__What to do__
Restate the listing that follows word for word, without its pictures.

Data entries:
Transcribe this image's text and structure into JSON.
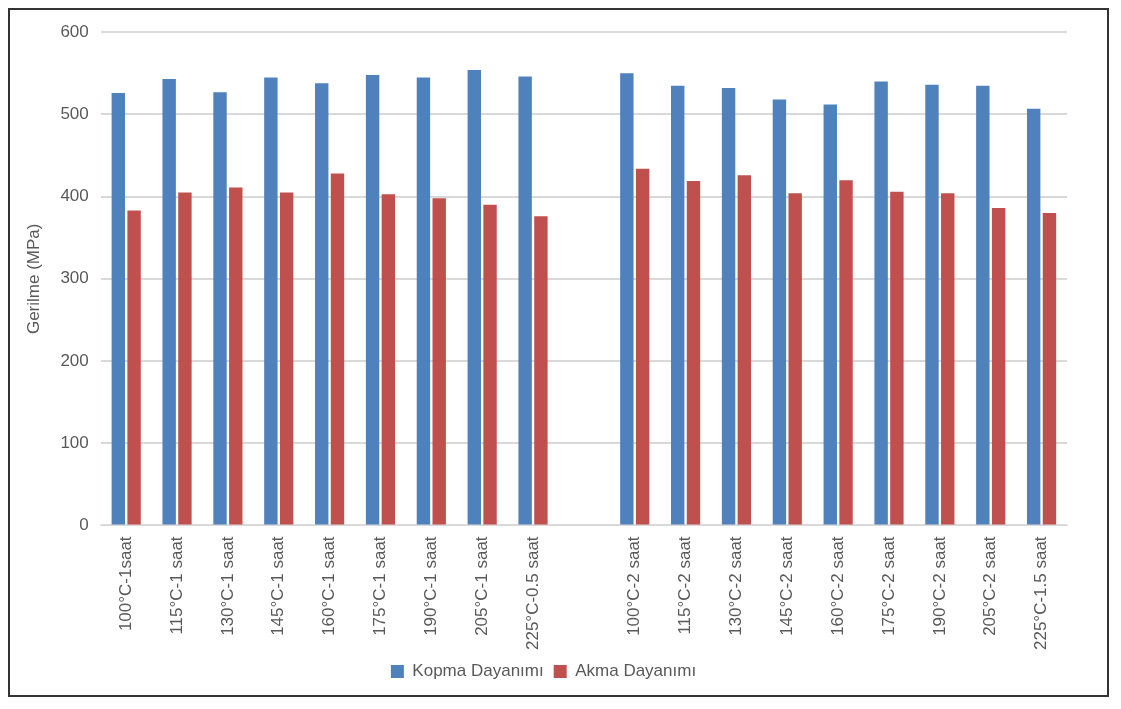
{
  "chart_data": {
    "type": "bar",
    "ylabel": "Gerilme (MPa)",
    "categories": [
      "100°C-1saat",
      "115°C-1 saat",
      "130°C-1 saat",
      "145°C-1 saat",
      "160°C-1 saat",
      "175°C-1 saat",
      "190°C-1 saat",
      "205°C-1 saat",
      "225°C-0.5 saat",
      null,
      "100°C-2 saat",
      "115°C-2 saat",
      "130°C-2 saat",
      "145°C-2 saat",
      "160°C-2 saat",
      "175°C-2 saat",
      "190°C-2 saat",
      "205°C-2 saat",
      "225°C-1.5 saat"
    ],
    "series": [
      {
        "name": "Kopma Dayanımı",
        "color": "#4f81bd",
        "values": [
          526,
          543,
          527,
          545,
          538,
          548,
          545,
          554,
          546,
          null,
          550,
          535,
          532,
          518,
          512,
          540,
          536,
          535,
          507
        ]
      },
      {
        "name": "Akma Dayanımı",
        "color": "#c0504d",
        "values": [
          383,
          405,
          411,
          405,
          428,
          403,
          398,
          390,
          376,
          null,
          434,
          419,
          426,
          404,
          420,
          406,
          404,
          386,
          380
        ]
      }
    ],
    "ylim": [
      0,
      600
    ],
    "yticks": [
      0,
      100,
      200,
      300,
      400,
      500,
      600
    ],
    "grid": "y",
    "legend": "bottom"
  }
}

__Exercise solution__
Transcribe this image's text and structure into JSON.
{
  "chart_data": {
    "type": "bar",
    "ylabel": "Gerilme (MPa)",
    "categories": [
      "100°C-1saat",
      "115°C-1 saat",
      "130°C-1 saat",
      "145°C-1 saat",
      "160°C-1 saat",
      "175°C-1 saat",
      "190°C-1 saat",
      "205°C-1 saat",
      "225°C-0.5 saat",
      null,
      "100°C-2 saat",
      "115°C-2 saat",
      "130°C-2 saat",
      "145°C-2 saat",
      "160°C-2 saat",
      "175°C-2 saat",
      "190°C-2 saat",
      "205°C-2 saat",
      "225°C-1.5 saat"
    ],
    "series": [
      {
        "name": "Kopma Dayanımı",
        "color": "#4f81bd",
        "values": [
          526,
          543,
          527,
          545,
          538,
          548,
          545,
          554,
          546,
          null,
          550,
          535,
          532,
          518,
          512,
          540,
          536,
          535,
          507
        ]
      },
      {
        "name": "Akma Dayanımı",
        "color": "#c0504d",
        "values": [
          383,
          405,
          411,
          405,
          428,
          403,
          398,
          390,
          376,
          null,
          434,
          419,
          426,
          404,
          420,
          406,
          404,
          386,
          380
        ]
      }
    ],
    "ylim": [
      0,
      600
    ],
    "yticks": [
      0,
      100,
      200,
      300,
      400,
      500,
      600
    ],
    "grid": "y",
    "legend": "bottom"
  }
}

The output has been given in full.